* **What the exercise asks**
Each entry has to be copied exactly, with nothing missed.

* **Listed records**
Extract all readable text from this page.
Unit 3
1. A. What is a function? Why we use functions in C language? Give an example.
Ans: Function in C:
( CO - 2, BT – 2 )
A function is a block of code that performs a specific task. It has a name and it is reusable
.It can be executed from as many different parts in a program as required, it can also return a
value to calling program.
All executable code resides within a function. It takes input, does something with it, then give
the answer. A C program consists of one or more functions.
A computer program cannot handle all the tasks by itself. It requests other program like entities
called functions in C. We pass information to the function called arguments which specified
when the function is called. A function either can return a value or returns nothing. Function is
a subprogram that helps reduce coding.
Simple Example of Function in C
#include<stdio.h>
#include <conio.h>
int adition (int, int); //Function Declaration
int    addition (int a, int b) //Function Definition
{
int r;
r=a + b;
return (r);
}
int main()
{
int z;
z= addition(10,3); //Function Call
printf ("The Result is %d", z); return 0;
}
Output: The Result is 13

* **Exercise response**
Extract all readable text from this page.
Unit 3
1. A. What is a function? Why we use functions in C language? Give an example.
Ans: Function in C:
( CO - 2, BT – 2 )
A function is a block of code that performs a specific task. It has a name and it is reusable
.It can be executed from as many different parts in a program as required, it can also return a
value to calling program.
All executable code resides within a function. It takes input, does something with it, then give
the answer. A C program consists of one or more functions.
A computer program cannot handle all the tasks by itself. It requests other program like entities
called functions in C. We pass information to the function called arguments which specified
when the function is called. A function either can return a value or returns nothing. Function is
a subprogram that helps reduce coding.
Simple Example of Function in C
#include<stdio.h>
#include <conio.h>
int adition (int, int); //Function Declaration
int    addition (int a, int b) //Function Definition
{
int r;
r=a + b;
return (r);
}
int main()
{
int z;
z= addition(10,3); //Function Call
printf ("The Result is %d", z); return 0;
}
Output: The Result is 13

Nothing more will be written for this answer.